**Set task**. Copy, from the entries below, each line in which the string "según" appears.

**Listed entries**.
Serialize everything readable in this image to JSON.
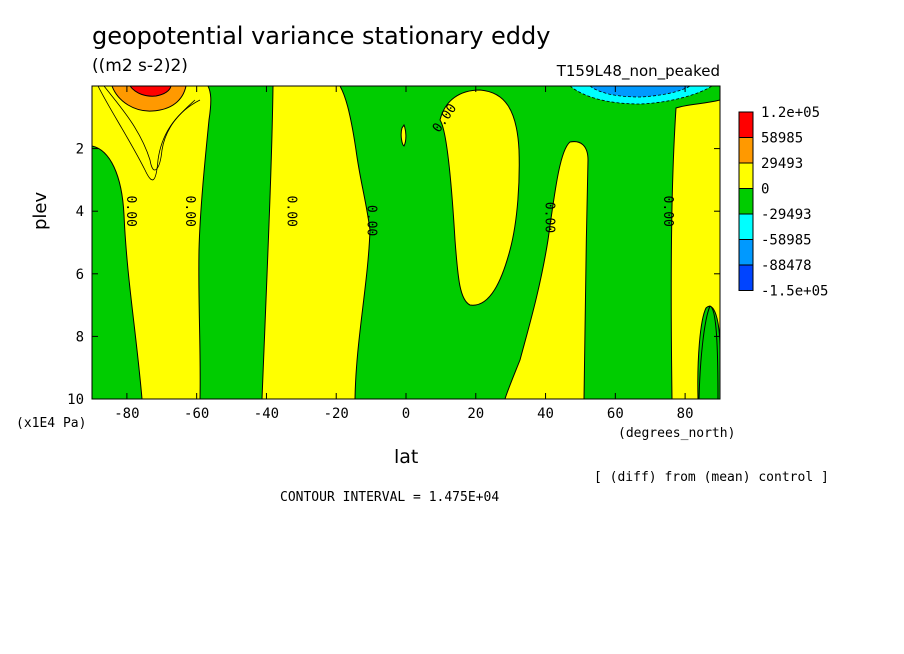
{
  "header": {
    "title": "geopotential variance stationary eddy",
    "units": "((m2 s-2)2)",
    "run_name": "T159L48_non_peaked"
  },
  "footer": {
    "diff_note": "[ (diff) from (mean) control ]",
    "contour_interval": "CONTOUR INTERVAL = 1.475E+04"
  },
  "chart_data": {
    "type": "heatmap",
    "title": "geopotential variance stationary eddy",
    "subtitle": "((m2 s-2)2)",
    "xlabel": "lat",
    "x_unit": "(degrees_north)",
    "ylabel": "plev",
    "y_unit": "(x1E4 Pa)",
    "xlim": [
      -90,
      90
    ],
    "ylim": [
      10,
      0
    ],
    "x_ticks": [
      -80,
      -60,
      -40,
      -20,
      0,
      20,
      40,
      60,
      80
    ],
    "x_tick_labels": [
      "-80",
      "-60",
      "-40",
      "-20",
      "0",
      "20",
      "40",
      "60",
      "80"
    ],
    "y_ticks": [
      2,
      4,
      6,
      8,
      10
    ],
    "y_tick_labels": [
      "2",
      "4",
      "6",
      "8",
      "10"
    ],
    "contour_labels": [
      "0.00",
      "0.00",
      "0.00",
      "0.00",
      "0.00",
      "0.00",
      "0.00"
    ],
    "colorbar": {
      "colors": [
        "#ff0000",
        "#ff9900",
        "#ffff00",
        "#00cc00",
        "#00ffff",
        "#0099ff",
        "#0044ff"
      ],
      "labels": [
        "1.2e+05",
        "58985",
        "29493",
        "0",
        "-29493",
        "-58985",
        "-88478",
        "-1.5e+05"
      ]
    },
    "regions": [
      {
        "value_sign": "positive",
        "lat_range": [
          -90,
          -60
        ],
        "note": "broad positive band, maximum > 1.2e+05 near -72 lat at top"
      },
      {
        "value_sign": "positive",
        "lat_range": [
          -38,
          -13
        ]
      },
      {
        "value_sign": "positive",
        "lat_range": [
          10,
          32
        ],
        "plev_range": [
          0,
          7
        ]
      },
      {
        "value_sign": "positive",
        "lat_range": [
          28,
          49
        ]
      },
      {
        "value_sign": "positive",
        "lat_range": [
          76,
          90
        ]
      },
      {
        "value_sign": "negative",
        "lat_range": [
          50,
          90
        ],
        "plev_range": [
          0,
          0.5
        ],
        "note": "negative down to about -58985 near top"
      }
    ]
  }
}
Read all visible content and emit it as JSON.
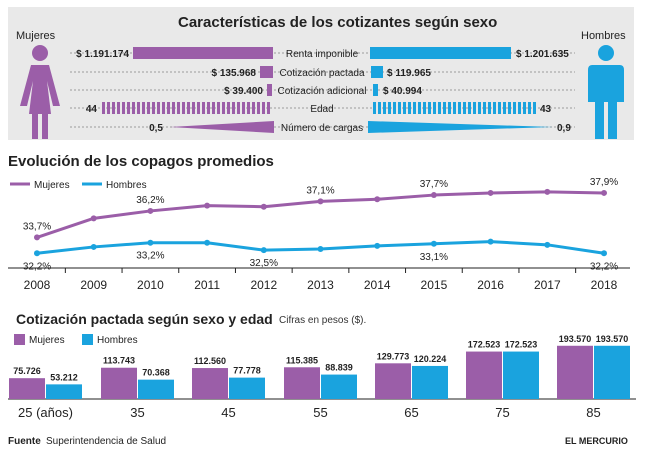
{
  "colors": {
    "mujeres": "#9b5ea8",
    "hombres": "#1aa3de",
    "panel": "#e9e9e9",
    "text": "#222222"
  },
  "icons": {
    "female": "woman-figure-icon",
    "male": "man-figure-icon"
  },
  "header": {
    "title": "Características de los cotizantes según sexo",
    "left_label": "Mujeres",
    "right_label": "Hombres"
  },
  "comparison": [
    {
      "label": "Renta imponible",
      "mujeres": "$ 1.191.174",
      "hombres": "$ 1.201.635",
      "style": "solid"
    },
    {
      "label": "Cotización pactada",
      "mujeres": "$ 135.968",
      "hombres": "$ 119.965",
      "style": "solid"
    },
    {
      "label": "Cotización adicional",
      "mujeres": "$ 39.400",
      "hombres": "$ 40.994",
      "style": "solid"
    },
    {
      "label": "Edad",
      "mujeres": "44",
      "hombres": "43",
      "style": "striped"
    },
    {
      "label": "Número de cargas",
      "mujeres": "0,5",
      "hombres": "0,9",
      "style": "wedge"
    }
  ],
  "chart_data": [
    {
      "type": "line",
      "title": "Evolución de los copagos promedios",
      "x": [
        "2008",
        "2009",
        "2010",
        "2011",
        "2012",
        "2013",
        "2014",
        "2015",
        "2016",
        "2017",
        "2018"
      ],
      "series": [
        {
          "name": "Mujeres",
          "color": "#9b5ea8",
          "values": [
            33.7,
            35.5,
            36.2,
            36.7,
            36.6,
            37.1,
            37.3,
            37.7,
            37.9,
            38.0,
            37.9
          ]
        },
        {
          "name": "Hombres",
          "color": "#1aa3de",
          "values": [
            32.2,
            32.8,
            33.2,
            33.2,
            32.5,
            32.6,
            32.9,
            33.1,
            33.3,
            33.0,
            32.2
          ]
        }
      ],
      "data_labels": [
        {
          "series": 0,
          "index": 0,
          "text": "33,7%"
        },
        {
          "series": 0,
          "index": 2,
          "text": "36,2%"
        },
        {
          "series": 0,
          "index": 5,
          "text": "37,1%"
        },
        {
          "series": 0,
          "index": 7,
          "text": "37,7%"
        },
        {
          "series": 0,
          "index": 10,
          "text": "37,9%"
        },
        {
          "series": 1,
          "index": 0,
          "text": "32,2%"
        },
        {
          "series": 1,
          "index": 2,
          "text": "33,2%"
        },
        {
          "series": 1,
          "index": 4,
          "text": "32,5%"
        },
        {
          "series": 1,
          "index": 7,
          "text": "33,1%"
        },
        {
          "series": 1,
          "index": 10,
          "text": "32,2%"
        }
      ],
      "ylim": [
        31,
        39.5
      ],
      "legend": "top-left",
      "grid": false
    },
    {
      "type": "bar",
      "title": "Cotización pactada según sexo y edad",
      "subtitle": "Cifras en pesos ($).",
      "categories": [
        "25 (años)",
        "35",
        "45",
        "55",
        "65",
        "75",
        "85"
      ],
      "series": [
        {
          "name": "Mujeres",
          "color": "#9b5ea8",
          "values": [
            75726,
            113743,
            112560,
            115385,
            129773,
            172523,
            193570
          ]
        },
        {
          "name": "Hombres",
          "color": "#1aa3de",
          "values": [
            53212,
            70368,
            77778,
            88839,
            120224,
            172523,
            193570
          ]
        }
      ],
      "value_labels": [
        [
          "75.726",
          "113.743",
          "112.560",
          "115.385",
          "129.773",
          "172.523",
          "193.570"
        ],
        [
          "53.212",
          "70.368",
          "77.778",
          "88.839",
          "120.224",
          "172.523",
          "193.570"
        ]
      ],
      "ylim": [
        0,
        200000
      ],
      "legend": "top-left",
      "grid": false
    }
  ],
  "footer": {
    "source_label": "Fuente",
    "source_text": "Superintendencia de Salud",
    "credit": "EL MERCURIO"
  }
}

**The completed task**.
    "title": "Características de los cotizantes según sexo",
      "title": "Cotización pactada según sexo y edad",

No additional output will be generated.